== Task statement ==
Reproduce every one of the lines below verbatim, without changing anything.

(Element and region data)
········

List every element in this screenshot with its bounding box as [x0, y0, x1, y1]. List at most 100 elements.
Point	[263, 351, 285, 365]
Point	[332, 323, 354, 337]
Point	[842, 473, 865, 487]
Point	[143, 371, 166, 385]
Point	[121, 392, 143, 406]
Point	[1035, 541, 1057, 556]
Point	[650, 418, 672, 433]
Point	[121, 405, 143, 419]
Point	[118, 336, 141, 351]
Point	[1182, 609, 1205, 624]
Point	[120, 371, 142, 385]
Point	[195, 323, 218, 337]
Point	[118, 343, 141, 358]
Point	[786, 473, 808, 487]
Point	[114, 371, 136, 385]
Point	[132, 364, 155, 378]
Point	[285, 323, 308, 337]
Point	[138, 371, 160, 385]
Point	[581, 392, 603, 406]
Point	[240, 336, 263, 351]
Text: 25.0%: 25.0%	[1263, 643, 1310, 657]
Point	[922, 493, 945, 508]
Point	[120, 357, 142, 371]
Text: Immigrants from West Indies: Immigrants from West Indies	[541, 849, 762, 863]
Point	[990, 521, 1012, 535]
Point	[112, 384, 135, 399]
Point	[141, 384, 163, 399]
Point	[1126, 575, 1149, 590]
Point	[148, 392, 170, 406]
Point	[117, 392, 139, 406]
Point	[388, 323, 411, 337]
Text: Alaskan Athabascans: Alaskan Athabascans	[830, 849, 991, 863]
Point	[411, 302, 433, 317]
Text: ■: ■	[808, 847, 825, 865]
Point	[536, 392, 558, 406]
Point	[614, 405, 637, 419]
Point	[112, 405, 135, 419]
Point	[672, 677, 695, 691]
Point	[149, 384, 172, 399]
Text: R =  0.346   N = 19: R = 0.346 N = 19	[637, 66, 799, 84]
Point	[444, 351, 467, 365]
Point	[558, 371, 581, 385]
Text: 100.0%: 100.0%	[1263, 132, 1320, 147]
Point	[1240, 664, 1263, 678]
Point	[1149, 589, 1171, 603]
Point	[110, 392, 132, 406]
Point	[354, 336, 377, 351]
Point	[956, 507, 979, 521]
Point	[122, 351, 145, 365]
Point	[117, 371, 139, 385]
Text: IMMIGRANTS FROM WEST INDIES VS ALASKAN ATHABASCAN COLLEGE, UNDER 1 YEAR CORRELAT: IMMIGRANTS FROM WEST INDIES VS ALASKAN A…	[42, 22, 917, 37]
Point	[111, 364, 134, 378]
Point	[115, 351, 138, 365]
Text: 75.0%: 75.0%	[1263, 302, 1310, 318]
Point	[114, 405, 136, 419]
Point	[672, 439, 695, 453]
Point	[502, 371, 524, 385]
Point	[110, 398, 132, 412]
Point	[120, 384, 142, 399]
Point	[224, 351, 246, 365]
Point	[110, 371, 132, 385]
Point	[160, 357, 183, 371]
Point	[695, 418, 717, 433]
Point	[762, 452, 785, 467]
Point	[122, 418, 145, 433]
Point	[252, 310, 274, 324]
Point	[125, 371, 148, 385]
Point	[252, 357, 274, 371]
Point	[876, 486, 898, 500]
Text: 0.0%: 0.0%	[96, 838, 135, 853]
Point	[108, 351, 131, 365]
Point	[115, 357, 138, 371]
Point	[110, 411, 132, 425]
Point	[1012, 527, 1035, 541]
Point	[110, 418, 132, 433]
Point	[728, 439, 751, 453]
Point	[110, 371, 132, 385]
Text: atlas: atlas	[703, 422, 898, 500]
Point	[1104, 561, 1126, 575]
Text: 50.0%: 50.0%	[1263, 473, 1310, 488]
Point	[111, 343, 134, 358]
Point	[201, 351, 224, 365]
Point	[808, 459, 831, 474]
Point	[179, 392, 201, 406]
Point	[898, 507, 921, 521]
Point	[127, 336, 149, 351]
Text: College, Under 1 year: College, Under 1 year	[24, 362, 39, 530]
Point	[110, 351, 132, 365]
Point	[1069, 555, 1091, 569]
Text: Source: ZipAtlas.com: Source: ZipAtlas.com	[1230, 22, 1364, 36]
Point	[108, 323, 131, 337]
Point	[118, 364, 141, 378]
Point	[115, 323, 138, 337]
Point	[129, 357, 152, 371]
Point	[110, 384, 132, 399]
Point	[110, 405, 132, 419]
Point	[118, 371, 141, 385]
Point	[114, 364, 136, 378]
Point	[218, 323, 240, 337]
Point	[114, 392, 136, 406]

········

== Result of the exercise ==
List every element in this screenshot with its bounding box as [x0, y0, x1, y1]. List at most 100 elements.
Point	[263, 351, 285, 365]
Point	[332, 323, 354, 337]
Point	[842, 473, 865, 487]
Point	[143, 371, 166, 385]
Point	[121, 392, 143, 406]
Point	[1035, 541, 1057, 556]
Point	[650, 418, 672, 433]
Point	[121, 405, 143, 419]
Point	[118, 336, 141, 351]
Point	[1182, 609, 1205, 624]
Point	[120, 371, 142, 385]
Point	[195, 323, 218, 337]
Point	[118, 343, 141, 358]
Point	[786, 473, 808, 487]
Point	[114, 371, 136, 385]
Point	[132, 364, 155, 378]
Point	[285, 323, 308, 337]
Point	[138, 371, 160, 385]
Point	[581, 392, 603, 406]
Point	[240, 336, 263, 351]
Text: 25.0%: 25.0%	[1263, 643, 1310, 657]
Point	[922, 493, 945, 508]
Point	[120, 357, 142, 371]
Text: Immigrants from West Indies: Immigrants from West Indies	[541, 849, 762, 863]
Point	[990, 521, 1012, 535]
Point	[112, 384, 135, 399]
Point	[141, 384, 163, 399]
Point	[1126, 575, 1149, 590]
Point	[148, 392, 170, 406]
Point	[117, 392, 139, 406]
Point	[388, 323, 411, 337]
Text: Alaskan Athabascans: Alaskan Athabascans	[830, 849, 991, 863]
Point	[411, 302, 433, 317]
Text: ■: ■	[808, 847, 825, 865]
Point	[536, 392, 558, 406]
Point	[614, 405, 637, 419]
Point	[112, 405, 135, 419]
Point	[672, 677, 695, 691]
Point	[149, 384, 172, 399]
Text: R =  0.346   N = 19: R = 0.346 N = 19	[637, 66, 799, 84]
Point	[444, 351, 467, 365]
Point	[558, 371, 581, 385]
Text: 100.0%: 100.0%	[1263, 132, 1320, 147]
Point	[1240, 664, 1263, 678]
Point	[1149, 589, 1171, 603]
Point	[110, 392, 132, 406]
Point	[354, 336, 377, 351]
Point	[956, 507, 979, 521]
Point	[122, 351, 145, 365]
Point	[117, 371, 139, 385]
Text: IMMIGRANTS FROM WEST INDIES VS ALASKAN ATHABASCAN COLLEGE, UNDER 1 YEAR CORRELAT: IMMIGRANTS FROM WEST INDIES VS ALASKAN A…	[42, 22, 917, 37]
Point	[111, 364, 134, 378]
Point	[115, 351, 138, 365]
Text: 75.0%: 75.0%	[1263, 302, 1310, 318]
Point	[114, 405, 136, 419]
Point	[672, 439, 695, 453]
Point	[502, 371, 524, 385]
Point	[110, 398, 132, 412]
Point	[120, 384, 142, 399]
Point	[224, 351, 246, 365]
Point	[110, 371, 132, 385]
Point	[160, 357, 183, 371]
Point	[695, 418, 717, 433]
Point	[762, 452, 785, 467]
Point	[122, 418, 145, 433]
Point	[252, 310, 274, 324]
Point	[125, 371, 148, 385]
Point	[252, 357, 274, 371]
Point	[876, 486, 898, 500]
Text: 0.0%: 0.0%	[96, 838, 135, 853]
Point	[108, 351, 131, 365]
Point	[115, 357, 138, 371]
Point	[110, 411, 132, 425]
Point	[1012, 527, 1035, 541]
Point	[110, 418, 132, 433]
Point	[728, 439, 751, 453]
Point	[110, 371, 132, 385]
Text: atlas: atlas	[703, 422, 898, 500]
Point	[1104, 561, 1126, 575]
Text: 50.0%: 50.0%	[1263, 473, 1310, 488]
Point	[111, 343, 134, 358]
Point	[201, 351, 224, 365]
Point	[808, 459, 831, 474]
Point	[179, 392, 201, 406]
Point	[898, 507, 921, 521]
Point	[127, 336, 149, 351]
Text: College, Under 1 year: College, Under 1 year	[24, 362, 39, 530]
Point	[110, 351, 132, 365]
Point	[1069, 555, 1091, 569]
Text: Source: ZipAtlas.com: Source: ZipAtlas.com	[1230, 22, 1364, 36]
Point	[108, 323, 131, 337]
Point	[118, 364, 141, 378]
Point	[115, 323, 138, 337]
Point	[129, 357, 152, 371]
Point	[110, 384, 132, 399]
Point	[110, 405, 132, 419]
Point	[118, 371, 141, 385]
Point	[114, 364, 136, 378]
Point	[218, 323, 240, 337]
Point	[114, 392, 136, 406]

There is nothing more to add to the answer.